Dataset excerpts:

+ + +

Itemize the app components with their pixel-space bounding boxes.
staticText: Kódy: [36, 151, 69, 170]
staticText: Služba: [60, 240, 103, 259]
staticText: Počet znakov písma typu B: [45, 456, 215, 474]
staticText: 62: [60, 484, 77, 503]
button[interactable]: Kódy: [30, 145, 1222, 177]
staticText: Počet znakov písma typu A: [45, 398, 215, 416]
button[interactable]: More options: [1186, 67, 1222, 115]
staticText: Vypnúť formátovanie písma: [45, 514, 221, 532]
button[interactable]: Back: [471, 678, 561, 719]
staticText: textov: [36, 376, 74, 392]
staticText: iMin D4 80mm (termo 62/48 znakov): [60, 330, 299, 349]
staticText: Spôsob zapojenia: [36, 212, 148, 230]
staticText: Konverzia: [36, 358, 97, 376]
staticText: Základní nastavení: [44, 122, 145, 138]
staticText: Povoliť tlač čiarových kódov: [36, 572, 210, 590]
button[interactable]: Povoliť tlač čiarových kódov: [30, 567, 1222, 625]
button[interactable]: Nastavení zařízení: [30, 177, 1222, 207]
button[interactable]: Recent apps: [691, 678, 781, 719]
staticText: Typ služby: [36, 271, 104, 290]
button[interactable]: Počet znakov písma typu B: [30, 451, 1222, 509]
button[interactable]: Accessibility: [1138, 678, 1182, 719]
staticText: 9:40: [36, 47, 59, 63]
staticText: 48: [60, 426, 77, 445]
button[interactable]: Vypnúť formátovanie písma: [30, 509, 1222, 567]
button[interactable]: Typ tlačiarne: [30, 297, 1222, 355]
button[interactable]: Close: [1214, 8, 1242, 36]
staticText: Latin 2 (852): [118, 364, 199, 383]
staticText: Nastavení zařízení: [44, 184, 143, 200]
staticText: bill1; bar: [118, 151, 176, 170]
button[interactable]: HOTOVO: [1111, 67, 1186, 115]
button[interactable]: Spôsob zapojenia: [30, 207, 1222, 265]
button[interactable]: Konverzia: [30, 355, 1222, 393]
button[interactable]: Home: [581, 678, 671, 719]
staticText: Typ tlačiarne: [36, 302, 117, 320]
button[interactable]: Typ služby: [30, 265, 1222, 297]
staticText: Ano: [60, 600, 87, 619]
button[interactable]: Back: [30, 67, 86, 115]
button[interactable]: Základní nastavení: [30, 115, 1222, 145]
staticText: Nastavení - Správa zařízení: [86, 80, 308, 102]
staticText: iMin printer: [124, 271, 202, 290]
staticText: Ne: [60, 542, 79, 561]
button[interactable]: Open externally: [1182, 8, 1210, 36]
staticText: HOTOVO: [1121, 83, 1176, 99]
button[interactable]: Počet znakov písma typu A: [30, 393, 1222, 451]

+ + +

Rewrite the data above, changing every "HOTOVO" to "ULOŽIŤ" and leaving the rest untouched.

Itemize the app components with their pixel-space bounding boxes.
staticText: Kódy: [36, 151, 69, 170]
staticText: Služba: [60, 240, 103, 259]
staticText: Počet znakov písma typu B: [45, 456, 215, 474]
staticText: 62: [60, 484, 77, 503]
button[interactable]: Kódy: [30, 145, 1222, 177]
staticText: Počet znakov písma typu A: [45, 398, 215, 416]
button[interactable]: More options: [1186, 67, 1222, 115]
staticText: Vypnúť formátovanie písma: [45, 514, 221, 532]
button[interactable]: Back: [471, 678, 561, 719]
staticText: textov: [36, 376, 74, 392]
staticText: iMin D4 80mm (termo 62/48 znakov): [60, 330, 299, 349]
staticText: Spôsob zapojenia: [36, 212, 148, 230]
staticText: Konverzia: [36, 358, 97, 376]
staticText: Základní nastavení: [44, 122, 145, 138]
staticText: Povoliť tlač čiarových kódov: [36, 572, 210, 590]
button[interactable]: Povoliť tlač čiarových kódov: [30, 567, 1222, 625]
button[interactable]: Nastavení zařízení: [30, 177, 1222, 207]
button[interactable]: Recent apps: [691, 678, 781, 719]
staticText: Typ služby: [36, 271, 104, 290]
button[interactable]: Počet znakov písma typu B: [30, 451, 1222, 509]
button[interactable]: Accessibility: [1138, 678, 1182, 719]
staticText: 9:40: [36, 47, 59, 63]
staticText: 48: [60, 426, 77, 445]
button[interactable]: Vypnúť formátovanie písma: [30, 509, 1222, 567]
button[interactable]: Typ tlačiarne: [30, 297, 1222, 355]
button[interactable]: Close: [1214, 8, 1242, 36]
staticText: Latin 2 (852): [118, 364, 199, 383]
staticText: Nastavení zařízení: [44, 184, 143, 200]
staticText: bill1; bar: [118, 151, 176, 170]
button[interactable]: ULOŽIŤ: [1111, 67, 1186, 115]
button[interactable]: Spôsob zapojenia: [30, 207, 1222, 265]
button[interactable]: Konverzia: [30, 355, 1222, 393]
button[interactable]: Home: [581, 678, 671, 719]
staticText: Typ tlačiarne: [36, 302, 117, 320]
button[interactable]: Typ služby: [30, 265, 1222, 297]
staticText: Ano: [60, 600, 87, 619]
button[interactable]: Back: [30, 67, 86, 115]
button[interactable]: Základní nastavení: [30, 115, 1222, 145]
staticText: Nastavení - Správa zařízení: [86, 80, 308, 102]
staticText: iMin printer: [124, 271, 202, 290]
staticText: Ne: [60, 542, 79, 561]
button[interactable]: Open externally: [1182, 8, 1210, 36]
staticText: ULOŽIŤ: [1121, 83, 1176, 99]
button[interactable]: Počet znakov písma typu A: [30, 393, 1222, 451]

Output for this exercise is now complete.